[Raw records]
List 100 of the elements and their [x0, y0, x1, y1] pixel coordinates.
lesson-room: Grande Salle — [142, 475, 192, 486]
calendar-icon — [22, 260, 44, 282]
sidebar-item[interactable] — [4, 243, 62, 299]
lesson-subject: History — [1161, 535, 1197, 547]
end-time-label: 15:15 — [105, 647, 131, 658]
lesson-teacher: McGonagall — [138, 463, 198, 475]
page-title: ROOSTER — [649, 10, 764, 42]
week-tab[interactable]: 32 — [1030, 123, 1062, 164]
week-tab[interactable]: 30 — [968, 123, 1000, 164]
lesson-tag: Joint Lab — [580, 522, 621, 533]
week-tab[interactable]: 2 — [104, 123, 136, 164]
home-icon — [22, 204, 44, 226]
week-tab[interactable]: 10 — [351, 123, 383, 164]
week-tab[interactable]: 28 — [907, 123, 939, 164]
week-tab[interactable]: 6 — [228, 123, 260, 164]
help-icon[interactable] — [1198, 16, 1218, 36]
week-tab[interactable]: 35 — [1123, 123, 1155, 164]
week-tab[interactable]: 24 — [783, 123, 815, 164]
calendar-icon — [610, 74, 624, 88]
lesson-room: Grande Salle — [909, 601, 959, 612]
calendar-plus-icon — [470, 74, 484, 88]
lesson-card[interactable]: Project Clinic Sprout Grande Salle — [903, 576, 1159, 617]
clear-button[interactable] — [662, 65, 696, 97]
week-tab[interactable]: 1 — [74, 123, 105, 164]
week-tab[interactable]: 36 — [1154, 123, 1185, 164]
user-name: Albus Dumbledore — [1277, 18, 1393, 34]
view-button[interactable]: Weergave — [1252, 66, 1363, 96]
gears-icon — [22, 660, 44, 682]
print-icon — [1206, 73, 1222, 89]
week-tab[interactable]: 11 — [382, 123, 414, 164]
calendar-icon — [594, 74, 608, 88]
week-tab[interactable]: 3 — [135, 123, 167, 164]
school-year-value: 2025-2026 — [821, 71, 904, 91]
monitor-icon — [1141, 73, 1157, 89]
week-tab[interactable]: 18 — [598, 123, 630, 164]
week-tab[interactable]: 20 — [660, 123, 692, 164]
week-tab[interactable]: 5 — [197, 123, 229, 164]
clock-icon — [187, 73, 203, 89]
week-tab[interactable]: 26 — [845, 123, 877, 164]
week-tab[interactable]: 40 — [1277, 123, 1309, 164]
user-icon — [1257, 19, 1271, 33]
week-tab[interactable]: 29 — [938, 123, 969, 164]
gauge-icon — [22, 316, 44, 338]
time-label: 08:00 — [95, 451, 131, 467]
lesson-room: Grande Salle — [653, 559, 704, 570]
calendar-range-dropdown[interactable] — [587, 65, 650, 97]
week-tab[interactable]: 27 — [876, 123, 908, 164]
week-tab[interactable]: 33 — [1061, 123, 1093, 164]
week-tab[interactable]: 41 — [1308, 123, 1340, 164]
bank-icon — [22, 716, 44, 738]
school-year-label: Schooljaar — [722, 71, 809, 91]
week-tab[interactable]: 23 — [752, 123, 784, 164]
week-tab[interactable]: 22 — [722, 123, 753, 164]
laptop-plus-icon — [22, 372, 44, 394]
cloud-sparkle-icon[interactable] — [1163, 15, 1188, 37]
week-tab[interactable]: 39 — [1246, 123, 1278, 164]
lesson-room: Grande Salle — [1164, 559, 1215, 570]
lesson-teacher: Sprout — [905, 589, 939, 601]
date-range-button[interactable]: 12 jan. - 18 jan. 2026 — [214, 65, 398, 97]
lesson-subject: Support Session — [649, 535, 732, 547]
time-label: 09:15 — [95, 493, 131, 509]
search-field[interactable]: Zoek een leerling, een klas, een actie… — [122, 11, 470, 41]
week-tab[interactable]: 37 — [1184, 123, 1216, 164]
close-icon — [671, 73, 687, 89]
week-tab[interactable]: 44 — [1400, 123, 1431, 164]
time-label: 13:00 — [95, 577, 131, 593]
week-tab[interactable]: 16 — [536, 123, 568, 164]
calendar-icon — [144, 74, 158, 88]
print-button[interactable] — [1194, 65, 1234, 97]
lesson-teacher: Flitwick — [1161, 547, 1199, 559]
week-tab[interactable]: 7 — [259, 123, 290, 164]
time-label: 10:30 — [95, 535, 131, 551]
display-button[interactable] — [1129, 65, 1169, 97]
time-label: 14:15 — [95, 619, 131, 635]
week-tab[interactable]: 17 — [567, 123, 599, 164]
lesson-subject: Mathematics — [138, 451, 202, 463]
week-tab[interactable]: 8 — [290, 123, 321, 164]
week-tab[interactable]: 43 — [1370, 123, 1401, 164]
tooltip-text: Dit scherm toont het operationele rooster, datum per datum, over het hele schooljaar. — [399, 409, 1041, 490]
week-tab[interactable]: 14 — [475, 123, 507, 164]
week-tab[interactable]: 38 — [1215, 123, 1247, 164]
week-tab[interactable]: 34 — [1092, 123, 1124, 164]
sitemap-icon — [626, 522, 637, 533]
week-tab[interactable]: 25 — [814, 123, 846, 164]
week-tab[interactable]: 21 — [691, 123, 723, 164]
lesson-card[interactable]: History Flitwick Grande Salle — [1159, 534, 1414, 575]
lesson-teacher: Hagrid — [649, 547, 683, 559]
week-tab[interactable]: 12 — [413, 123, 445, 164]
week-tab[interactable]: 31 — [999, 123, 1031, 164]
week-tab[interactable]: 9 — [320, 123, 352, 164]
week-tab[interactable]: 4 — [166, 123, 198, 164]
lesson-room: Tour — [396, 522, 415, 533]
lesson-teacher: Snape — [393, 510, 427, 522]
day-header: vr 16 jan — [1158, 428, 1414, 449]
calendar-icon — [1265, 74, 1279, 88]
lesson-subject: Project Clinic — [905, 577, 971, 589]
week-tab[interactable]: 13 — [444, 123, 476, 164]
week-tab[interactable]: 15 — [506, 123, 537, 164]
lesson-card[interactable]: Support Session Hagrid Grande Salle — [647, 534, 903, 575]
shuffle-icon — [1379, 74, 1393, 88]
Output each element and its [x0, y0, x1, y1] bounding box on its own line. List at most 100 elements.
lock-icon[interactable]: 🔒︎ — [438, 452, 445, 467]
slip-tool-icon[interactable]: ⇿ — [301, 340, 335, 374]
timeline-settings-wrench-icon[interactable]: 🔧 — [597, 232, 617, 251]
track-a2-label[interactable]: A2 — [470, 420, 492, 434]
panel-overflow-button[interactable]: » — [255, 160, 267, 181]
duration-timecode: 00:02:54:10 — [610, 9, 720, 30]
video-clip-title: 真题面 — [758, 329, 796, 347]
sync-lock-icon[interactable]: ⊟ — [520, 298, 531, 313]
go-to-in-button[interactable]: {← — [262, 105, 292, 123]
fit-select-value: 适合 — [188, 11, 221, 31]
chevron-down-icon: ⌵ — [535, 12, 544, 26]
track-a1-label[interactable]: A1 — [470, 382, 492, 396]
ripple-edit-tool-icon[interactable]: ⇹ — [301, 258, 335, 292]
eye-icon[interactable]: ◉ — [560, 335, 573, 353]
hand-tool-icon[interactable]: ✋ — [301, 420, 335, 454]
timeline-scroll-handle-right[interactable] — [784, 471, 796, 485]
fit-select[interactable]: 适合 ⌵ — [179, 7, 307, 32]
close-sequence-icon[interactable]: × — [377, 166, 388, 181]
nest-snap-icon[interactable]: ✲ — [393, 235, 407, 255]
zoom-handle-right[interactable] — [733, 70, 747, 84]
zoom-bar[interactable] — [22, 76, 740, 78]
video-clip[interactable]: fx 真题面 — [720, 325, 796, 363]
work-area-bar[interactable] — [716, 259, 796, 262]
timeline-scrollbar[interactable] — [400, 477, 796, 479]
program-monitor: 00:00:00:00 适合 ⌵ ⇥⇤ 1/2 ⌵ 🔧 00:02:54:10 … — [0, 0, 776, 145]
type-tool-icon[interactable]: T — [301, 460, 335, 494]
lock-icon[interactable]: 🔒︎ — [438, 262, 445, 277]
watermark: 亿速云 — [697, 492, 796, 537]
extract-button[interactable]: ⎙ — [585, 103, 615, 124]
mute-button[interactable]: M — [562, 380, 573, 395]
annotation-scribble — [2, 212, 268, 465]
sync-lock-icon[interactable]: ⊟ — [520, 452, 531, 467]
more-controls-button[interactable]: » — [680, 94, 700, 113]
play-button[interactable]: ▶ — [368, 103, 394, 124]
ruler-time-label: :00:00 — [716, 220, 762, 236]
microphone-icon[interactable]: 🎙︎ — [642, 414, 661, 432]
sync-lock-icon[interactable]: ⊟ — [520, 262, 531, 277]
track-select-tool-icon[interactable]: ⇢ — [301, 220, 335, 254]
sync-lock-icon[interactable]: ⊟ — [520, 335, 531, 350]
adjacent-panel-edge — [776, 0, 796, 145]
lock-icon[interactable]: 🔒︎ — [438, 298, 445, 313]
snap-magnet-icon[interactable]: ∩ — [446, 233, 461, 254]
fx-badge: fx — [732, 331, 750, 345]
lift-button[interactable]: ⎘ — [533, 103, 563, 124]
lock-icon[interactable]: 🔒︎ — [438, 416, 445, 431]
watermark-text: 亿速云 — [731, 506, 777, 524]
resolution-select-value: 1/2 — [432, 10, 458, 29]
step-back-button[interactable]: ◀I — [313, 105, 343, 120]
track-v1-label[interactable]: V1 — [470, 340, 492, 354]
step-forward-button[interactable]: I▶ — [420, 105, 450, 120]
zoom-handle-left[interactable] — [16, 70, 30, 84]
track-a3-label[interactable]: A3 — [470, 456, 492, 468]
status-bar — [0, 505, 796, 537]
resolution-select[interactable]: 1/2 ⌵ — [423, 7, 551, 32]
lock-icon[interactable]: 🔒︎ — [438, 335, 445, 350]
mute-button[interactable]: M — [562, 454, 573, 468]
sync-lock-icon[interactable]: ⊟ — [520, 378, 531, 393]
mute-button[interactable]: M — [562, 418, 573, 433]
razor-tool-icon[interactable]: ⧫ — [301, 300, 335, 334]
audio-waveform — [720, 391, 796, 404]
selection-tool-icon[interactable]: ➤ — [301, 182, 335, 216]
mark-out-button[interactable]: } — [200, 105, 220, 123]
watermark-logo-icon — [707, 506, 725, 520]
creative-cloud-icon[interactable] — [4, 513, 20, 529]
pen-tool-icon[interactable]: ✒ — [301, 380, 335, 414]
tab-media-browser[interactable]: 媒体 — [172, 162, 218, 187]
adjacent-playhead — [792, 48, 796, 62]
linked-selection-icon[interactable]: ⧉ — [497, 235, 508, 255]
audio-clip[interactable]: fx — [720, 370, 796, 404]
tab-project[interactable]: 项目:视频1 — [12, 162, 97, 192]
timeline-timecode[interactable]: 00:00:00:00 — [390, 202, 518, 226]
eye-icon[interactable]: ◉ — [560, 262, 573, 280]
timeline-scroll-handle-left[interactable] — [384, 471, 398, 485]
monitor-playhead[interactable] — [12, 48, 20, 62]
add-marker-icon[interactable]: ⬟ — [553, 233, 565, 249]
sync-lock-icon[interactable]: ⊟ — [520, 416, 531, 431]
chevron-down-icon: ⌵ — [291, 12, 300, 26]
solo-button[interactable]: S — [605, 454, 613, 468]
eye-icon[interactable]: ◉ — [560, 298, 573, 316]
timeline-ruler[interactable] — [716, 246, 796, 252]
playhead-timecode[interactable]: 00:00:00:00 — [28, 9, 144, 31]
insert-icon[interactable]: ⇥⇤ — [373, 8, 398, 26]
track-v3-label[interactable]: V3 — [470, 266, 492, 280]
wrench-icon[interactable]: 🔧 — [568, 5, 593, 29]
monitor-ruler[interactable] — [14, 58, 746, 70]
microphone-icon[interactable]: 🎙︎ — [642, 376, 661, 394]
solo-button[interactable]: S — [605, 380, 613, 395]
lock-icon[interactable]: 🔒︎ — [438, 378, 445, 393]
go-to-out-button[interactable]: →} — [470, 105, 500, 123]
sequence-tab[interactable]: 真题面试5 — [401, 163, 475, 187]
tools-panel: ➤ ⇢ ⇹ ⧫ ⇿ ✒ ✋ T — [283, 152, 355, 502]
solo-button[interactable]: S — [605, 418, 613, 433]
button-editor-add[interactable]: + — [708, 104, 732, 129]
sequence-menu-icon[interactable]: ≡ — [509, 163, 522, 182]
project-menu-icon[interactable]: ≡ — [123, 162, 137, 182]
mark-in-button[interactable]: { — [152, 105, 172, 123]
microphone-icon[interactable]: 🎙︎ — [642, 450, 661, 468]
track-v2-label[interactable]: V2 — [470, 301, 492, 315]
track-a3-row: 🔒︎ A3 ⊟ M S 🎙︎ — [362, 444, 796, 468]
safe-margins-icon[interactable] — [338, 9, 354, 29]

__Task prompt__.
Reproduce the material above verbatim, from its first line through the line that contains "lesson-teacher: McGonagall —", including both of those lines.

__Solution to this exercise__.
List 100 of the elements and their [x0, y0, x1, y1] pixel coordinates.
lesson-room: Grande Salle — [142, 475, 192, 486]
calendar-icon — [22, 260, 44, 282]
sidebar-item[interactable] — [4, 243, 62, 299]
lesson-subject: History — [1161, 535, 1197, 547]
end-time-label: 15:15 — [105, 647, 131, 658]
lesson-teacher: McGonagall — [138, 463, 198, 475]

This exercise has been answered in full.